**SHORT TASK 1**
Name the designers whose work, according to the article on Colombo fashion, is recalled by Dimuthu Sahabandu's viscose jersey frocks.

**PASSAGE TO READ**
■ ■ ■

‘Those of us in fashion here don’t like to think in terms of pre- and post-war.’ Annika Fernando, the owner of fashion-forward Colombo label PR, is standing in her brand’s whitewashed, glass-clad boutique. Around her, elegant shirts and beautifully draping dresses sit in minimal wooden cabinets. Jewellery, at once unmistakably Sri Lankan and utterly modern, hangs from fabric mannequins. Fernando continues: ‘But the end of the war has brought unprecedented economic stability to Sri Lanka.’
It’s understandable that the Colombo-reared fashion entrepreneur doesn’t want to talk about the war. For 26 years, civil conflict tore the South Asian island nation apart. But in 2009 the veil of war lifted – and on the other side, there was a new era. Economic stability came to the isle. So did the tourists. And in turn, the creative industries found a new freedom of expression.
Fashion, in particular, was a beneficiary – and today, there is a genuinely intriguing scene brewing in the Sri Lankan capital.
‘Our fashion landscape has never looked better for up-and-coming talent,’ says Fernando. ‘International shoppers will find more diverse aesthetics and wearable, world-class style options than ever before.’
Even ten years ago, that wasn’t the case. The country was at the height of its civil war, fashion on the island was years behind the rest of the world and local retailers were not interested in selling Sri Lankan designers.
‘Those were dark days,’ says Ajai Vir Singh, founder and president of Colombo Fashion Week. In 2003, Singh and a group of forward-thinking entrepreneurs launched CFW, seeking to groom young designers and guide established ones through commercial opportunities on the island and beyond. The event, now named HSBC Colombo Fashion Week, can today claim much of the credit for this emerging fashion capital’s growth. But even with its ambition, CFW’s influence would only come in the aftermath of the war, when other like-minded institutions appeared.
The most significant was Melaché, Colombo’s first fashion incubator, which launched in March 2010.
‘Before Melaché, the concept of wearing Sri Lankan fashion barely existed; the choices were extremely limited,’ says Melanie Wijesinghe, Melaché’s London-based Sri Lankan owner. ‘A few true designers operated here and shows like Colombo Fashion Week existed, but the market lacked for retail outlets. I made it my mission to build awareness and access.’
Melaché has nurtured some of the country’s top young talents and given them a real gateway to the broader fashion consciousness. Among them is Dimuthu Sahabandu, winner of CFW’s Next Generation award in 2011, whose flowy viscose jersey frocks are reminiscent of early Donna Karan, Diane von Furstenberg and Norma Kamali.
The fast growth of this homegrown scene has coincided with an increasing demand for fashion that reflects modern Colombo life.

■ ■ ■

**Dataset entries**
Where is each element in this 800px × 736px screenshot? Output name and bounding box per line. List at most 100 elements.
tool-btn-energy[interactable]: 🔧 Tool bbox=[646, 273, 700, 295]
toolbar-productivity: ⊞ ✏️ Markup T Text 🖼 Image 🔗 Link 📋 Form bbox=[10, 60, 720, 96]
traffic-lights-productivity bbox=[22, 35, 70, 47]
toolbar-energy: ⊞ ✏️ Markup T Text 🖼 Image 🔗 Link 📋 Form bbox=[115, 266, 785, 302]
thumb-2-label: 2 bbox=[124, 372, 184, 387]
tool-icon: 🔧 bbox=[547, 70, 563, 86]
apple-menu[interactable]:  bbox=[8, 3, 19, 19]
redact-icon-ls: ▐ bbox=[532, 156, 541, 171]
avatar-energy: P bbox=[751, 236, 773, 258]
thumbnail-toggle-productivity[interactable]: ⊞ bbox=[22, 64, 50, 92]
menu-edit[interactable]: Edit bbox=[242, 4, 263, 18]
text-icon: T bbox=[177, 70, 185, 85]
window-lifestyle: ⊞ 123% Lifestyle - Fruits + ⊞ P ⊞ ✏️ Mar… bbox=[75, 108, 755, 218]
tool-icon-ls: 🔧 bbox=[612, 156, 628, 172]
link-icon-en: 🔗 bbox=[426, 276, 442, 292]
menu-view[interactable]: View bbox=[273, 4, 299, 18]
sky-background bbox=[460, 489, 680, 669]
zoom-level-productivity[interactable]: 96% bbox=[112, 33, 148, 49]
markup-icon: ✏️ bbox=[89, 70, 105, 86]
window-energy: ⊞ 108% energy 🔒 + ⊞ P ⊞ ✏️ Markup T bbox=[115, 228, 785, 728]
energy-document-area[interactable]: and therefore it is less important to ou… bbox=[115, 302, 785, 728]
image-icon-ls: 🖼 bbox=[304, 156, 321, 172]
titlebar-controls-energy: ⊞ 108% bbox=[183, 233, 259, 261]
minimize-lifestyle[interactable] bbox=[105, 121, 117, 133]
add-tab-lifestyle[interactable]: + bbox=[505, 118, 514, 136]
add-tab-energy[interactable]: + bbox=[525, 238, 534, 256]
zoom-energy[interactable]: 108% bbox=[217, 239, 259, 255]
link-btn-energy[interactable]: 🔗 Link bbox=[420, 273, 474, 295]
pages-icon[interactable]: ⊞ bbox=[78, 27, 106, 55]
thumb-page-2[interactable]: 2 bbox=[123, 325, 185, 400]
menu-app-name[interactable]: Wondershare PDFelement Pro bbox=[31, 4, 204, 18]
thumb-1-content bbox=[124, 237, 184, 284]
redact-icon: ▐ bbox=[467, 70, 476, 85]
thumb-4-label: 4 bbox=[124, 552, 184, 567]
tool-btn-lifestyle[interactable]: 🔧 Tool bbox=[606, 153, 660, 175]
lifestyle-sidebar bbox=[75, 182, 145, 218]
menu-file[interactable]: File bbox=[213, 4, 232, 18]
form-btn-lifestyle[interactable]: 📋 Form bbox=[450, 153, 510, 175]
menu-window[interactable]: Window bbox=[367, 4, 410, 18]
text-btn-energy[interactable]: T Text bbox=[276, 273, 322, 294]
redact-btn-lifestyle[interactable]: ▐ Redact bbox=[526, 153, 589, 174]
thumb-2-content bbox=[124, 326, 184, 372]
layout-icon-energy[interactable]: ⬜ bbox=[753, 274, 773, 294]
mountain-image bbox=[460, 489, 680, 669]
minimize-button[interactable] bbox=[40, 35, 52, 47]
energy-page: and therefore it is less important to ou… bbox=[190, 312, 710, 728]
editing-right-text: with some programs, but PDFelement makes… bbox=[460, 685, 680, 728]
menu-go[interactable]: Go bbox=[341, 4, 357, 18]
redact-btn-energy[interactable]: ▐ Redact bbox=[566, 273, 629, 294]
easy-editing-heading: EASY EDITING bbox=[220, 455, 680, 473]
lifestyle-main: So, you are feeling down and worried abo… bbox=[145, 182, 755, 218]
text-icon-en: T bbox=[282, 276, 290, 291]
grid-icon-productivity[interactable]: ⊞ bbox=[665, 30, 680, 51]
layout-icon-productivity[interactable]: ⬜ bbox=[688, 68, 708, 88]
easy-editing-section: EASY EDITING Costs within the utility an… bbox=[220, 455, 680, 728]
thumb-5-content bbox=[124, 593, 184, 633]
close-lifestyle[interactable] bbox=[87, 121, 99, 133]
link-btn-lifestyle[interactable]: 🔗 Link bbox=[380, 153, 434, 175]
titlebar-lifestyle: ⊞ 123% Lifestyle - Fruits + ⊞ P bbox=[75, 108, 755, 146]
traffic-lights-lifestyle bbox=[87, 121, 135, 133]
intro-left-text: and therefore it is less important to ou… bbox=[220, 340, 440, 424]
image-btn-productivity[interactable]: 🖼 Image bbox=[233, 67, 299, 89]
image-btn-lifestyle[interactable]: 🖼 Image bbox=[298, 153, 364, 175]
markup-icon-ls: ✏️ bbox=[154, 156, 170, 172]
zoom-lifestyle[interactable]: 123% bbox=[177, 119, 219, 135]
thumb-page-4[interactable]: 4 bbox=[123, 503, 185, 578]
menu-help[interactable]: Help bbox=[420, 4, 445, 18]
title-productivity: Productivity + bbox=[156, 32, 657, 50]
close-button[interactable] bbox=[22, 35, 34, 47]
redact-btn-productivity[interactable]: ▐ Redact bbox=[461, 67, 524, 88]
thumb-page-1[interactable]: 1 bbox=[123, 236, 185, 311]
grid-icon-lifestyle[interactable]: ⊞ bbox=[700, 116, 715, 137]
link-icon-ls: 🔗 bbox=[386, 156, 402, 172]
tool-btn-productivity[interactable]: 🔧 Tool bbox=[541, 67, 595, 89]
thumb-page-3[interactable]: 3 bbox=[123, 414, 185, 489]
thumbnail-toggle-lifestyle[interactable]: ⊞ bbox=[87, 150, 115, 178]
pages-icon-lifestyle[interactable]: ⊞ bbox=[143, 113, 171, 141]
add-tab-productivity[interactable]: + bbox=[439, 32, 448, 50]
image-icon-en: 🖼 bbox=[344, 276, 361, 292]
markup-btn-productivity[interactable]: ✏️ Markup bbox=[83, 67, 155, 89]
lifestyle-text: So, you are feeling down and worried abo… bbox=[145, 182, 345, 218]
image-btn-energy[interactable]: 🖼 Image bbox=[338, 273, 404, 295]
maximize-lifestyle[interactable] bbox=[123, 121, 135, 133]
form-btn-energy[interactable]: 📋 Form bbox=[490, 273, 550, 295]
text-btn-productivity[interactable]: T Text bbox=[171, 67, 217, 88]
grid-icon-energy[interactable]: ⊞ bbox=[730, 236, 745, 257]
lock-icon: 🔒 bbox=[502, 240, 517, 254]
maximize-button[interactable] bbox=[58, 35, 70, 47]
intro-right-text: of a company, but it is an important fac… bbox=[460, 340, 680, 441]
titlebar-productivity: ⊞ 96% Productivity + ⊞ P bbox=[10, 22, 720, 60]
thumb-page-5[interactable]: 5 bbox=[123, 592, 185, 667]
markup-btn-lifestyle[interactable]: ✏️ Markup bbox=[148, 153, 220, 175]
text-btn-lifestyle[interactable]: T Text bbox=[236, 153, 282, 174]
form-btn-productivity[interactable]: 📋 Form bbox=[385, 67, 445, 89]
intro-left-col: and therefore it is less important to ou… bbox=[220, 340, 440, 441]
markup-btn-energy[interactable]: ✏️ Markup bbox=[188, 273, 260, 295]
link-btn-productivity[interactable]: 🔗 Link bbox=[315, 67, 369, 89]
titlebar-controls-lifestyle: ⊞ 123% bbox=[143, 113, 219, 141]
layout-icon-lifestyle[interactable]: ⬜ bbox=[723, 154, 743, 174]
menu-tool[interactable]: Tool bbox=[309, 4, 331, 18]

■ ■ ■

**SHORT TASK 2**
Format the dataset entries as a numbered list, from the first line of the listing up to and including the line containing "titlebar-controls-energy: ⊞ 108%", leaving out blank lines.

**WRITTEN REPLY 1**
Donna Karan, Diane von Furstenberg, Norma Kamali

**WRITTEN REPLY 2**
1. Where is each element in this 800px × 736px screenshot? Output name and bounding box per line. List at most 100 elements.
2. tool-btn-energy[interactable]: 🔧 Tool bbox=[646, 273, 700, 295]
3. toolbar-productivity: ⊞ ✏️ Markup T Text 🖼 Image 🔗 Link 📋 Form bbox=[10, 60, 720, 96]
4. traffic-lights-productivity bbox=[22, 35, 70, 47]
5. toolbar-energy: ⊞ ✏️ Markup T Text 🖼 Image 🔗 Link 📋 Form bbox=[115, 266, 785, 302]
6. thumb-2-label: 2 bbox=[124, 372, 184, 387]
7. tool-icon: 🔧 bbox=[547, 70, 563, 86]
8. apple-menu[interactable]:  bbox=[8, 3, 19, 19]
9. redact-icon-ls: ▐ bbox=[532, 156, 541, 171]
10. avatar-energy: P bbox=[751, 236, 773, 258]
11. thumbnail-toggle-productivity[interactable]: ⊞ bbox=[22, 64, 50, 92]
12. menu-edit[interactable]: Edit bbox=[242, 4, 263, 18]
13. text-icon: T bbox=[177, 70, 185, 85]
14. window-lifestyle: ⊞ 123% Lifestyle - Fruits + ⊞ P ⊞ ✏️ Mar… bbox=[75, 108, 755, 218]
15. tool-icon-ls: 🔧 bbox=[612, 156, 628, 172]
16. link-icon-en: 🔗 bbox=[426, 276, 442, 292]
17. menu-view[interactable]: View bbox=[273, 4, 299, 18]
18. sky-background bbox=[460, 489, 680, 669]
19. zoom-level-productivity[interactable]: 96% bbox=[112, 33, 148, 49]
20. markup-icon: ✏️ bbox=[89, 70, 105, 86]
21. window-energy: ⊞ 108% energy 🔒 + ⊞ P ⊞ ✏️ Markup T bbox=[115, 228, 785, 728]
22. energy-document-area[interactable]: and therefore it is less important to ou… bbox=[115, 302, 785, 728]
23. image-icon-ls: 🖼 bbox=[304, 156, 321, 172]
24. titlebar-controls-energy: ⊞ 108% bbox=[183, 233, 259, 261]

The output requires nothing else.